→ **WHAT YOU ARE ASKED TO DO**
Can you print the data exactly and leave out each image?

→ **SUPPLIED MATERIAL**
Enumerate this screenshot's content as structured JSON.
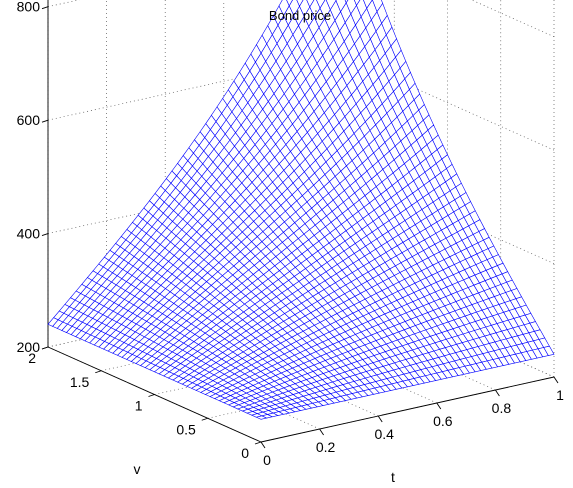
{
  "chart_data": {
    "type": "surface",
    "title": "Bond price",
    "xlabel": "t",
    "ylabel": "v",
    "zlabel": "",
    "x": {
      "min": 0,
      "max": 1,
      "ticks": [
        0,
        0.2,
        0.4,
        0.6,
        0.8,
        1
      ],
      "tick_labels": [
        "0",
        "0.2",
        "0.4",
        "0.6",
        "0.8",
        "1"
      ]
    },
    "y": {
      "min": 0,
      "max": 2,
      "ticks": [
        0,
        0.5,
        1,
        1.5,
        2
      ],
      "tick_labels": [
        "0",
        "0.5",
        "1",
        "1.5",
        "2"
      ]
    },
    "z": {
      "min": 200,
      "max": 900,
      "ticks": [
        200,
        400,
        600,
        800
      ],
      "tick_labels": [
        "200",
        "400",
        "600",
        "800"
      ]
    },
    "surface_corners": {
      "t0_v0": 240,
      "t1_v0": 240,
      "t0_v2": 240,
      "t1_v2": 900
    },
    "grid": true,
    "color": "#0000ff"
  }
}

→ **RESULT FOR THIS EXERCISE**
Enumerate this screenshot's content as structured JSON.
{
  "chart_data": {
    "type": "surface",
    "title": "Bond price",
    "xlabel": "t",
    "ylabel": "v",
    "zlabel": "",
    "x": {
      "min": 0,
      "max": 1,
      "ticks": [
        0,
        0.2,
        0.4,
        0.6,
        0.8,
        1
      ],
      "tick_labels": [
        "0",
        "0.2",
        "0.4",
        "0.6",
        "0.8",
        "1"
      ]
    },
    "y": {
      "min": 0,
      "max": 2,
      "ticks": [
        0,
        0.5,
        1,
        1.5,
        2
      ],
      "tick_labels": [
        "0",
        "0.5",
        "1",
        "1.5",
        "2"
      ]
    },
    "z": {
      "min": 200,
      "max": 900,
      "ticks": [
        200,
        400,
        600,
        800
      ],
      "tick_labels": [
        "200",
        "400",
        "600",
        "800"
      ]
    },
    "surface_corners": {
      "t0_v0": 240,
      "t1_v0": 240,
      "t0_v2": 240,
      "t1_v2": 900
    },
    "grid": true,
    "color": "#0000ff"
  }
}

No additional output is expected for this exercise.